* [Task directions]: Below are records to be output exactly, every one of them.

** start of Exercise data **

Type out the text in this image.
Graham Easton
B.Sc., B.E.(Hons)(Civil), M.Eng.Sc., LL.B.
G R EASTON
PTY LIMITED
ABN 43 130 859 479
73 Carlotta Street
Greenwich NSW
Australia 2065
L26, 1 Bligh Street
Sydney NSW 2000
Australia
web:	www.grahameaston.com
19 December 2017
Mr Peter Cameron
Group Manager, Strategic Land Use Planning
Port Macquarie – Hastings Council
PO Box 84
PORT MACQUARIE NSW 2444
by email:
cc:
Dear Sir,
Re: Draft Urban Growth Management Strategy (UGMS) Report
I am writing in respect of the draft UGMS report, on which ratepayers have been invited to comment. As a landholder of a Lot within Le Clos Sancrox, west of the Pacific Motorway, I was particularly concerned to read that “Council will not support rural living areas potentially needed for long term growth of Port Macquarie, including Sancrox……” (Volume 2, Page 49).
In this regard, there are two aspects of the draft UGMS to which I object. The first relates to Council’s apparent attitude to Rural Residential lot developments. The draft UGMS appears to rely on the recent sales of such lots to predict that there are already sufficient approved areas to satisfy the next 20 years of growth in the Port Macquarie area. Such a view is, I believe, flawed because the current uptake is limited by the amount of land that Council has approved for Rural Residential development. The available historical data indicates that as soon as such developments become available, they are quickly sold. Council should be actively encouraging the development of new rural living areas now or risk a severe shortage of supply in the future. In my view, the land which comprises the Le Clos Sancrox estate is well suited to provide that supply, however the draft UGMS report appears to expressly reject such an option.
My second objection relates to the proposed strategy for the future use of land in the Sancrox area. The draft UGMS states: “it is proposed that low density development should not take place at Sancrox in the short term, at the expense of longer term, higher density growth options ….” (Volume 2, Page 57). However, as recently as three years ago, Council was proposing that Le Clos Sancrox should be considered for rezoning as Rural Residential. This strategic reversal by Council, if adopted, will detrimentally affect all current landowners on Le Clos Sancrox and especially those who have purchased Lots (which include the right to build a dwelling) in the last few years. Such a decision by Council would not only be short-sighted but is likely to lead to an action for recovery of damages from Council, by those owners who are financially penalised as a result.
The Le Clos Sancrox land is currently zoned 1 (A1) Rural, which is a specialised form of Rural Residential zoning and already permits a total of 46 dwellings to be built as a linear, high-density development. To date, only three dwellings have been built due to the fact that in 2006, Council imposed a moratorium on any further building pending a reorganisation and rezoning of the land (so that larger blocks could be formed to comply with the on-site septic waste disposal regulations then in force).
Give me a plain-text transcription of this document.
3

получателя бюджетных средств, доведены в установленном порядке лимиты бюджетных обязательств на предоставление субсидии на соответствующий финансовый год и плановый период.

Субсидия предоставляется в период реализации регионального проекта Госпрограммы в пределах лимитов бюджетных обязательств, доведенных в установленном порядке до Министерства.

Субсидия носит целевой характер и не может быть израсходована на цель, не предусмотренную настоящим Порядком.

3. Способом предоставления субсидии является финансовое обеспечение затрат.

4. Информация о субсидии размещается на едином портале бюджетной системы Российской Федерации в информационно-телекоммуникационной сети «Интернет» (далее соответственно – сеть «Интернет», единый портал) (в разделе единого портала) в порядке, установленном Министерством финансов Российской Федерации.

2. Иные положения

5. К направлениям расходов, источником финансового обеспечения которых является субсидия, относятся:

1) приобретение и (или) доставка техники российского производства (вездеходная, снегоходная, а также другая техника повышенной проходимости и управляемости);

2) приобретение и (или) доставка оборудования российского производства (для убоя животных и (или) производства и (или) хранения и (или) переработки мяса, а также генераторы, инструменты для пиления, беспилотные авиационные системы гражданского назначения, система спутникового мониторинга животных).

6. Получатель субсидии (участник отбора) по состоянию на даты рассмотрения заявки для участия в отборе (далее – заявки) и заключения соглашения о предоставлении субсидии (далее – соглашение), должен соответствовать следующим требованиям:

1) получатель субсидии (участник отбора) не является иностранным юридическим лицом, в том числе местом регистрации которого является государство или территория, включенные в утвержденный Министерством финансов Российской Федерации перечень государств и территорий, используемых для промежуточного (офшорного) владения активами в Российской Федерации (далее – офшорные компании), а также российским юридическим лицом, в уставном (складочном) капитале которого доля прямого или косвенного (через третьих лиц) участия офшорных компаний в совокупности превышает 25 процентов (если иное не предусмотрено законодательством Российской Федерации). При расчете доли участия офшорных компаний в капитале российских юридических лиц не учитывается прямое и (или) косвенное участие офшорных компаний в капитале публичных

** end of Exercise data **

* [Finished exercise]:
Type out the text in this image.
Graham Easton
B.Sc., B.E.(Hons)(Civil), M.Eng.Sc., LL.B.
G R EASTON
PTY LIMITED
ABN 43 130 859 479
73 Carlotta Street
Greenwich NSW
Australia 2065
L26, 1 Bligh Street
Sydney NSW 2000
Australia
web:	www.grahameaston.com
19 December 2017
Mr Peter Cameron
Group Manager, Strategic Land Use Planning
Port Macquarie – Hastings Council
PO Box 84
PORT MACQUARIE NSW 2444
by email:
cc:
Dear Sir,
Re: Draft Urban Growth Management Strategy (UGMS) Report
I am writing in respect of the draft UGMS report, on which ratepayers have been invited to comment. As a landholder of a Lot within Le Clos Sancrox, west of the Pacific Motorway, I was particularly concerned to read that “Council will not support rural living areas potentially needed for long term growth of Port Macquarie, including Sancrox……” (Volume 2, Page 49).
In this regard, there are two aspects of the draft UGMS to which I object. The first relates to Council’s apparent attitude to Rural Residential lot developments. The draft UGMS appears to rely on the recent sales of such lots to predict that there are already sufficient approved areas to satisfy the next 20 years of growth in the Port Macquarie area. Such a view is, I believe, flawed because the current uptake is limited by the amount of land that Council has approved for Rural Residential development. The available historical data indicates that as soon as such developments become available, they are quickly sold. Council should be actively encouraging the development of new rural living areas now or risk a severe shortage of supply in the future. In my view, the land which comprises the Le Clos Sancrox estate is well suited to provide that supply, however the draft UGMS report appears to expressly reject such an option.
My second objection relates to the proposed strategy for the future use of land in the Sancrox area. The draft UGMS states: “it is proposed that low density development should not take place at Sancrox in the short term, at the expense of longer term, higher density growth options ….” (Volume 2, Page 57). However, as recently as three years ago, Council was proposing that Le Clos Sancrox should be considered for rezoning as Rural Residential. This strategic reversal by Council, if adopted, will detrimentally affect all current landowners on Le Clos Sancrox and especially those who have purchased Lots (which include the right to build a dwelling) in the last few years. Such a decision by Council would not only be short-sighted but is likely to lead to an action for recovery of damages from Council, by those owners who are financially penalised as a result.
The Le Clos Sancrox land is currently zoned 1 (A1) Rural, which is a specialised form of Rural Residential zoning and already permits a total of 46 dwellings to be built as a linear, high-density development. To date, only three dwellings have been built due to the fact that in 2006, Council imposed a moratorium on any further building pending a reorganisation and rezoning of the land (so that larger blocks could be formed to comply with the on-site septic waste disposal regulations then in force).
Give me a plain-text transcription of this document.
3

получателя бюджетных средств, доведены в установленном порядке лимиты бюджетных обязательств на предоставление субсидии на соответствующий финансовый год и плановый период.

Субсидия предоставляется в период реализации регионального проекта Госпрограммы в пределах лимитов бюджетных обязательств, доведенных в установленном порядке до Министерства.

Субсидия носит целевой характер и не может быть израсходована на цель, не предусмотренную настоящим Порядком.

3. Способом предоставления субсидии является финансовое обеспечение затрат.

4. Информация о субсидии размещается на едином портале бюджетной системы Российской Федерации в информационно-телекоммуникационной сети «Интернет» (далее соответственно – сеть «Интернет», единый портал) (в разделе единого портала) в порядке, установленном Министерством финансов Российской Федерации.

2. Иные положения

5. К направлениям расходов, источником финансового обеспечения которых является субсидия, относятся:

1) приобретение и (или) доставка техники российского производства (вездеходная, снегоходная, а также другая техника повышенной проходимости и управляемости);

2) приобретение и (или) доставка оборудования российского производства (для убоя животных и (или) производства и (или) хранения и (или) переработки мяса, а также генераторы, инструменты для пиления, беспилотные авиационные системы гражданского назначения, система спутникового мониторинга животных).

6. Получатель субсидии (участник отбора) по состоянию на даты рассмотрения заявки для участия в отборе (далее – заявки) и заключения соглашения о предоставлении субсидии (далее – соглашение), должен соответствовать следующим требованиям:

1) получатель субсидии (участник отбора) не является иностранным юридическим лицом, в том числе местом регистрации которого является государство или территория, включенные в утвержденный Министерством финансов Российской Федерации перечень государств и территорий, используемых для промежуточного (офшорного) владения активами в Российской Федерации (далее – офшорные компании), а также российским юридическим лицом, в уставном (складочном) капитале которого доля прямого или косвенного (через третьих лиц) участия офшорных компаний в совокупности превышает 25 процентов (если иное не предусмотрено законодательством Российской Федерации). При расчете доли участия офшорных компаний в капитале российских юридических лиц не учитывается прямое и (или) косвенное участие офшорных компаний в капитале публичных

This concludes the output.